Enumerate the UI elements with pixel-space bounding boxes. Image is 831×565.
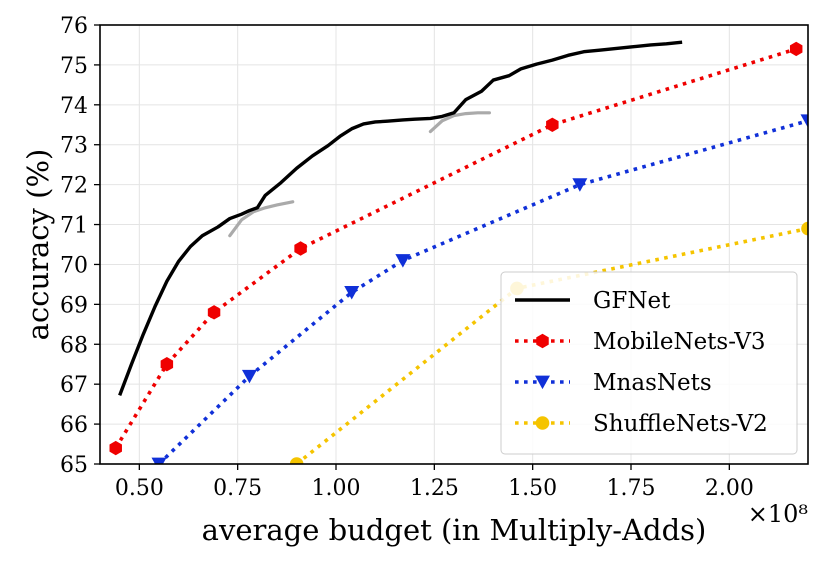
y-tick-label: 69 — [60, 293, 88, 318]
legend-label: ShuffleNets-V2 — [593, 411, 768, 437]
legend-label: MnasNets — [593, 370, 712, 396]
legend-box — [500, 271, 798, 455]
shufflenets-v2-point — [289, 457, 304, 464]
mobilenets-v3-point — [160, 357, 174, 372]
x-axis-label: average budget (in Multiply-Adds) — [202, 513, 707, 547]
x-tick-label: 2.00 — [705, 476, 754, 501]
mobilenets-v3-point — [109, 440, 122, 456]
x-tick-label: 1.25 — [410, 476, 459, 501]
legend-entry-mobilenets-v3: MobileNets-V3 — [515, 329, 766, 355]
series-mnasnets — [151, 114, 808, 464]
y-tick-label: 75 — [60, 54, 88, 79]
y-tick-label: 73 — [60, 134, 88, 159]
grid — [100, 24, 808, 465]
mnasnets-line — [157, 119, 808, 464]
plot-frame — [99, 24, 809, 465]
mnasnets-point — [241, 369, 257, 384]
y-tick-label: 65 — [60, 453, 88, 478]
mobilenets-v3-point — [546, 117, 559, 132]
y-tick-label: 66 — [60, 413, 88, 438]
legend-entry-gfnet: GFNet — [515, 288, 671, 314]
gray-segment — [228, 200, 295, 238]
legend-marker — [535, 375, 550, 390]
legend-marker — [536, 333, 549, 349]
mobilenets-v3-point — [294, 241, 307, 256]
annotations — [228, 111, 491, 238]
y-tick-label: 74 — [60, 94, 88, 119]
legend-entry-mnasnets: MnasNets — [515, 370, 712, 396]
x-scale-label: ×10⁸ — [748, 500, 808, 528]
gfnet-line — [118, 40, 683, 396]
x-tick-label: 1.50 — [508, 476, 557, 501]
y-tick-label: 70 — [60, 253, 88, 278]
y-tick-label: 71 — [60, 214, 88, 239]
legend: GFNet MobileNets-V3 MnasNets ShuffleNets-V2 — [500, 271, 798, 455]
mnasnets-point — [344, 286, 360, 300]
mnasnets-point — [395, 254, 411, 268]
y-tick-label: 67 — [60, 373, 88, 398]
y-tick-label: 76 — [60, 14, 88, 39]
gray-segment — [428, 111, 491, 134]
mobilenets-v3-point — [789, 41, 803, 57]
legend-marker — [535, 416, 550, 430]
x-tick-label: 0.75 — [213, 476, 262, 501]
x-tick-label: 0.50 — [115, 476, 164, 501]
mnasnets-point — [572, 178, 588, 192]
mnasnets-point — [151, 457, 167, 464]
mnasnets-point — [800, 114, 808, 128]
y-tick-label: 72 — [60, 174, 88, 199]
mobilenets-v3-line — [114, 47, 797, 449]
mobilenets-v3-point — [207, 305, 221, 320]
y-tick-label: 68 — [60, 333, 88, 358]
ticks: 0.50 0.75 1.00 1.25 1.50 1.75 2.00 65 66 67 68 69 70… — [60, 14, 754, 501]
x-tick-label: 1.75 — [607, 476, 656, 501]
legend-label: GFNet — [593, 288, 671, 314]
series-gfnet — [118, 40, 683, 396]
legend-entry-shufflenets-v2: ShuffleNets-V2 — [515, 411, 768, 437]
shufflenets-v2-point — [801, 221, 808, 236]
legend-label: MobileNets-V3 — [593, 329, 766, 355]
x-tick-label: 1.00 — [312, 476, 361, 501]
series-mobilenets-v3 — [109, 41, 803, 456]
y-axis-label: accuracy (%) — [21, 149, 55, 341]
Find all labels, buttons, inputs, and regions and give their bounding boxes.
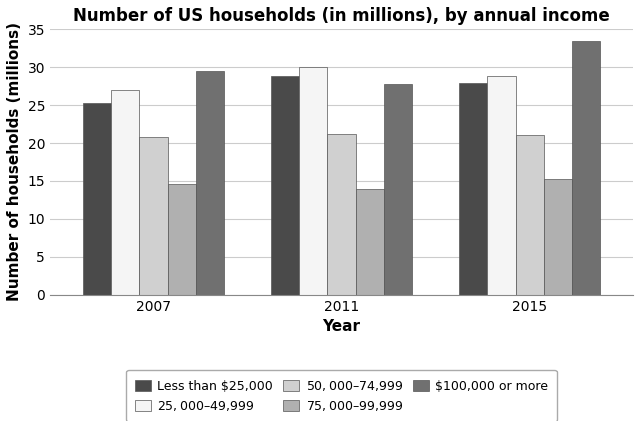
Title: Number of US households (in millions), by annual income: Number of US households (in millions), b…: [73, 7, 610, 25]
Bar: [384, 84, 412, 295]
Bar: [300, 67, 328, 295]
Bar: [459, 83, 487, 295]
Bar: [487, 76, 515, 295]
Bar: [271, 75, 300, 295]
Bar: [572, 41, 600, 295]
Bar: [328, 134, 356, 295]
Bar: [356, 189, 384, 295]
Bar: [196, 71, 224, 295]
Legend: Less than $25,000, $25,000–$49,999, $50,000–$74,999, $75,000–$99,999, $100,000 o: Less than $25,000, $25,000–$49,999, $50,…: [126, 370, 557, 421]
Bar: [515, 136, 544, 295]
Bar: [544, 179, 572, 295]
Bar: [83, 103, 111, 295]
X-axis label: Year: Year: [323, 319, 360, 334]
Bar: [140, 137, 168, 295]
Bar: [111, 90, 140, 295]
Bar: [168, 184, 196, 295]
Y-axis label: Number of households (millions): Number of households (millions): [7, 22, 22, 301]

Problem to work on: Locate each line in the items above that contains the string "gray", treating uppercase and lowercase letters as distinct, and copy every such line in full.

Response to the exercise:
gray-segment — [228, 200, 295, 238]
gray-segment — [428, 111, 491, 134]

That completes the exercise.